Transcribe the listing exactly, leaving out every picture.

--- Dataset records ---

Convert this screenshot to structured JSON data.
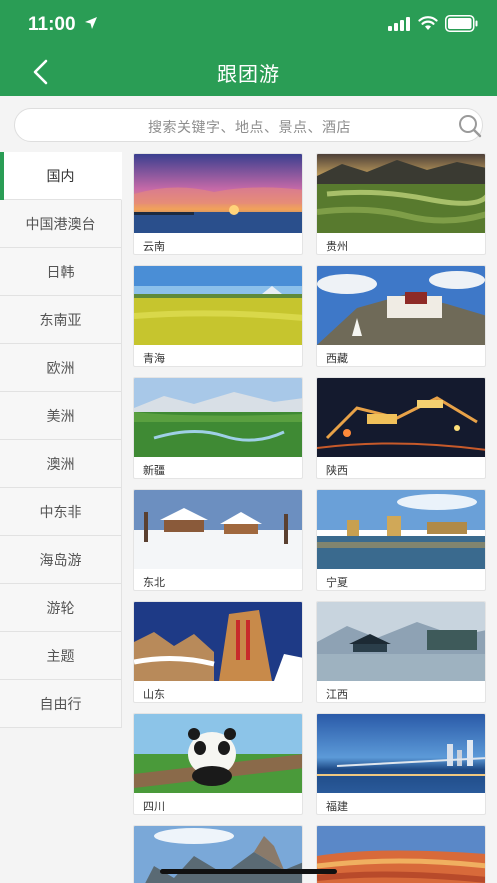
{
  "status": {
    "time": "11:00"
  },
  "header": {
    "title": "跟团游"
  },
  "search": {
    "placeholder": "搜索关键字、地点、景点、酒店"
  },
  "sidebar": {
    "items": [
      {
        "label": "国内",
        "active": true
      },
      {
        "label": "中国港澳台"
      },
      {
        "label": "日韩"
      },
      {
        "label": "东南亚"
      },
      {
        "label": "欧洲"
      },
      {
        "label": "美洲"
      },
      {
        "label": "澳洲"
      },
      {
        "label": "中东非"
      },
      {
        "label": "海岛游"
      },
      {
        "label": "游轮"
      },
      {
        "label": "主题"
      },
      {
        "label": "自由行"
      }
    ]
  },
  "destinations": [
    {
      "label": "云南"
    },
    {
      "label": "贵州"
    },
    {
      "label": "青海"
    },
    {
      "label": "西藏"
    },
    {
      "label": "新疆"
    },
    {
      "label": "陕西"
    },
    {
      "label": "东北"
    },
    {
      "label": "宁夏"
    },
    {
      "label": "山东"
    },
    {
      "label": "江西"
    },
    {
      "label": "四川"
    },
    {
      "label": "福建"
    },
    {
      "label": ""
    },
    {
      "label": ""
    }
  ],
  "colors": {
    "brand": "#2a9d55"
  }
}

---

**The completed task**:
Convert this screenshot to structured JSON data.
{
  "status": {
    "time": "11:00"
  },
  "header": {
    "title": "跟团游"
  },
  "search": {
    "placeholder": "搜索关键字、地点、景点、酒店"
  },
  "sidebar": {
    "items": [
      {
        "label": "国内",
        "active": true
      },
      {
        "label": "中国港澳台"
      },
      {
        "label": "日韩"
      },
      {
        "label": "东南亚"
      },
      {
        "label": "欧洲"
      },
      {
        "label": "美洲"
      },
      {
        "label": "澳洲"
      },
      {
        "label": "中东非"
      },
      {
        "label": "海岛游"
      },
      {
        "label": "游轮"
      },
      {
        "label": "主题"
      },
      {
        "label": "自由行"
      }
    ]
  },
  "destinations": [
    {
      "label": "云南"
    },
    {
      "label": "贵州"
    },
    {
      "label": "青海"
    },
    {
      "label": "西藏"
    },
    {
      "label": "新疆"
    },
    {
      "label": "陕西"
    },
    {
      "label": "东北"
    },
    {
      "label": "宁夏"
    },
    {
      "label": "山东"
    },
    {
      "label": "江西"
    },
    {
      "label": "四川"
    },
    {
      "label": "福建"
    },
    {
      "label": ""
    },
    {
      "label": ""
    }
  ],
  "colors": {
    "brand": "#2a9d55"
  }
}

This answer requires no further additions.